BRIEF>
Omit every picture and return the rest of the data unaltered.

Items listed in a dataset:
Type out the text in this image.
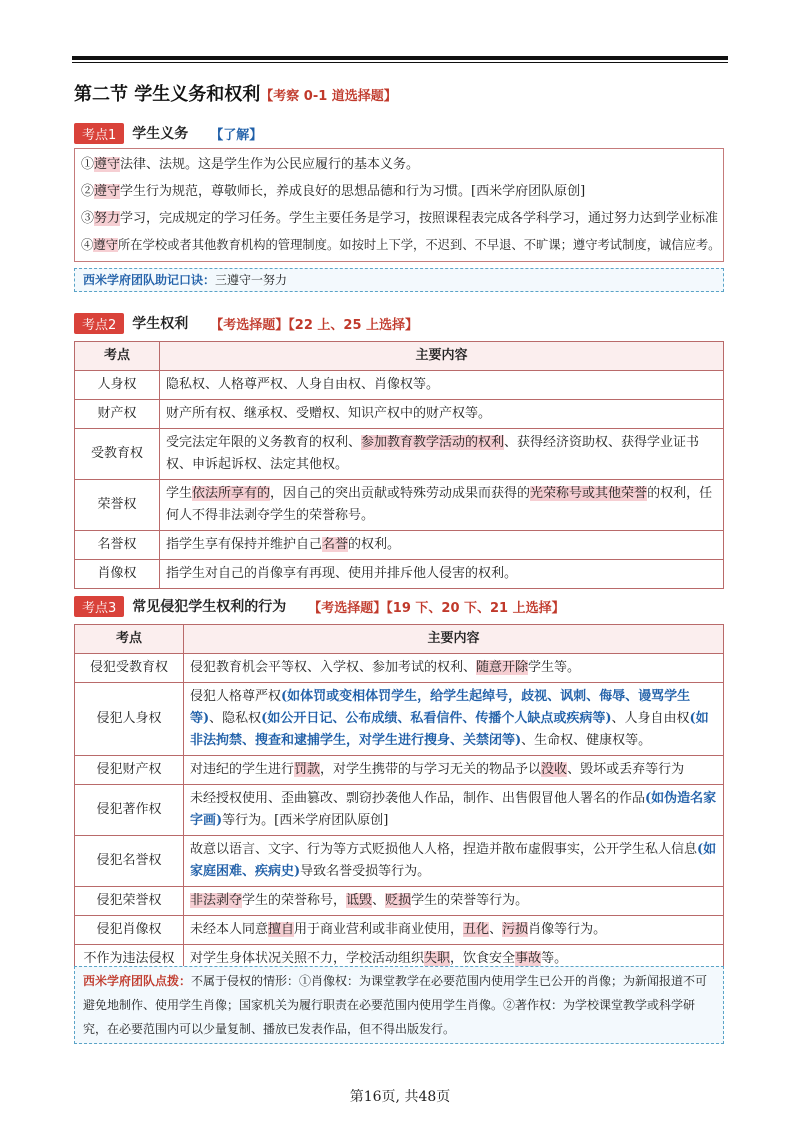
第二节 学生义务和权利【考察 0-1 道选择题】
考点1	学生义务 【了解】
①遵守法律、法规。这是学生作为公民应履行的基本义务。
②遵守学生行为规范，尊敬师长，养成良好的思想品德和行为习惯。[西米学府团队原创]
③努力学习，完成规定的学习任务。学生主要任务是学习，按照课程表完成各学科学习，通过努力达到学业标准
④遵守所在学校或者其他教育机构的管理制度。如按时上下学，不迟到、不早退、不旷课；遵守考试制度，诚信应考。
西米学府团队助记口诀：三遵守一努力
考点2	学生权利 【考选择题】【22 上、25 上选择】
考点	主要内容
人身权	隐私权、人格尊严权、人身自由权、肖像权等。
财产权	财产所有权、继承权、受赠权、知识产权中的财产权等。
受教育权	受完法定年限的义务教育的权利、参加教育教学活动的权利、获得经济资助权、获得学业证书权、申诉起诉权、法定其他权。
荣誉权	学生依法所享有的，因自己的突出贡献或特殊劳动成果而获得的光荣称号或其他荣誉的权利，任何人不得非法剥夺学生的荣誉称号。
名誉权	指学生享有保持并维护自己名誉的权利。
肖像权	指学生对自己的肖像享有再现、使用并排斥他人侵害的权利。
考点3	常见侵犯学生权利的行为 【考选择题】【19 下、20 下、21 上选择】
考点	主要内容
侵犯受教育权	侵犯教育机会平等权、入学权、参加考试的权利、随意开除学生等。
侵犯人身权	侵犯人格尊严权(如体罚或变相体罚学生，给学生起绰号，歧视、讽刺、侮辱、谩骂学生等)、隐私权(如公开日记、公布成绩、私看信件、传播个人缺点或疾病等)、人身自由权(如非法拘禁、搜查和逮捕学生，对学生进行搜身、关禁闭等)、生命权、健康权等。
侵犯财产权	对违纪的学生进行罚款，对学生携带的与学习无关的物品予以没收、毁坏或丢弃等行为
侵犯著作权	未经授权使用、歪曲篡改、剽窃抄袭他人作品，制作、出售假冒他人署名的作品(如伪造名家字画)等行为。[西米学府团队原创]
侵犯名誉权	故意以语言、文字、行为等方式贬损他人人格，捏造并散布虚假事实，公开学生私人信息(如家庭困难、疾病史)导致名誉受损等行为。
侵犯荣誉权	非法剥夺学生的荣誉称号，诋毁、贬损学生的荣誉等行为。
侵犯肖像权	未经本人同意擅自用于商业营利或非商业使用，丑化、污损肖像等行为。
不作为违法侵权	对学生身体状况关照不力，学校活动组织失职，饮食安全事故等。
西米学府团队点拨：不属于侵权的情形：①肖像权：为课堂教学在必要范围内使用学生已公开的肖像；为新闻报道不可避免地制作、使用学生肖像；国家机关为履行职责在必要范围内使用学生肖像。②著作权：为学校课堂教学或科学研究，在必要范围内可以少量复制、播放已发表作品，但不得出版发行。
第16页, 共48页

RESULT OF THE TASK>
Type out the text in this image.
第二节 学生义务和权利【考察 0-1 道选择题】
考点1	学生义务 【了解】
①遵守法律、法规。这是学生作为公民应履行的基本义务。
②遵守学生行为规范，尊敬师长，养成良好的思想品德和行为习惯。[西米学府团队原创]
③努力学习，完成规定的学习任务。学生主要任务是学习，按照课程表完成各学科学习，通过努力达到学业标准
④遵守所在学校或者其他教育机构的管理制度。如按时上下学，不迟到、不早退、不旷课；遵守考试制度，诚信应考。
西米学府团队助记口诀：三遵守一努力
考点2	学生权利 【考选择题】【22 上、25 上选择】
考点	主要内容
人身权	隐私权、人格尊严权、人身自由权、肖像权等。
财产权	财产所有权、继承权、受赠权、知识产权中的财产权等。
受教育权	受完法定年限的义务教育的权利、参加教育教学活动的权利、获得经济资助权、获得学业证书权、申诉起诉权、法定其他权。
荣誉权	学生依法所享有的，因自己的突出贡献或特殊劳动成果而获得的光荣称号或其他荣誉的权利，任何人不得非法剥夺学生的荣誉称号。
名誉权	指学生享有保持并维护自己名誉的权利。
肖像权	指学生对自己的肖像享有再现、使用并排斥他人侵害的权利。
考点3	常见侵犯学生权利的行为 【考选择题】【19 下、20 下、21 上选择】
考点	主要内容
侵犯受教育权	侵犯教育机会平等权、入学权、参加考试的权利、随意开除学生等。
侵犯人身权	侵犯人格尊严权(如体罚或变相体罚学生，给学生起绰号，歧视、讽刺、侮辱、谩骂学生等)、隐私权(如公开日记、公布成绩、私看信件、传播个人缺点或疾病等)、人身自由权(如非法拘禁、搜查和逮捕学生，对学生进行搜身、关禁闭等)、生命权、健康权等。
侵犯财产权	对违纪的学生进行罚款，对学生携带的与学习无关的物品予以没收、毁坏或丢弃等行为
侵犯著作权	未经授权使用、歪曲篡改、剽窃抄袭他人作品，制作、出售假冒他人署名的作品(如伪造名家字画)等行为。[西米学府团队原创]
侵犯名誉权	故意以语言、文字、行为等方式贬损他人人格，捏造并散布虚假事实，公开学生私人信息(如家庭困难、疾病史)导致名誉受损等行为。
侵犯荣誉权	非法剥夺学生的荣誉称号，诋毁、贬损学生的荣誉等行为。
侵犯肖像权	未经本人同意擅自用于商业营利或非商业使用，丑化、污损肖像等行为。
不作为违法侵权	对学生身体状况关照不力，学校活动组织失职，饮食安全事故等。
西米学府团队点拨：不属于侵权的情形：①肖像权：为课堂教学在必要范围内使用学生已公开的肖像；为新闻报道不可避免地制作、使用学生肖像；国家机关为履行职责在必要范围内使用学生肖像。②著作权：为学校课堂教学或科学研究，在必要范围内可以少量复制、播放已发表作品，但不得出版发行。
第16页, 共48页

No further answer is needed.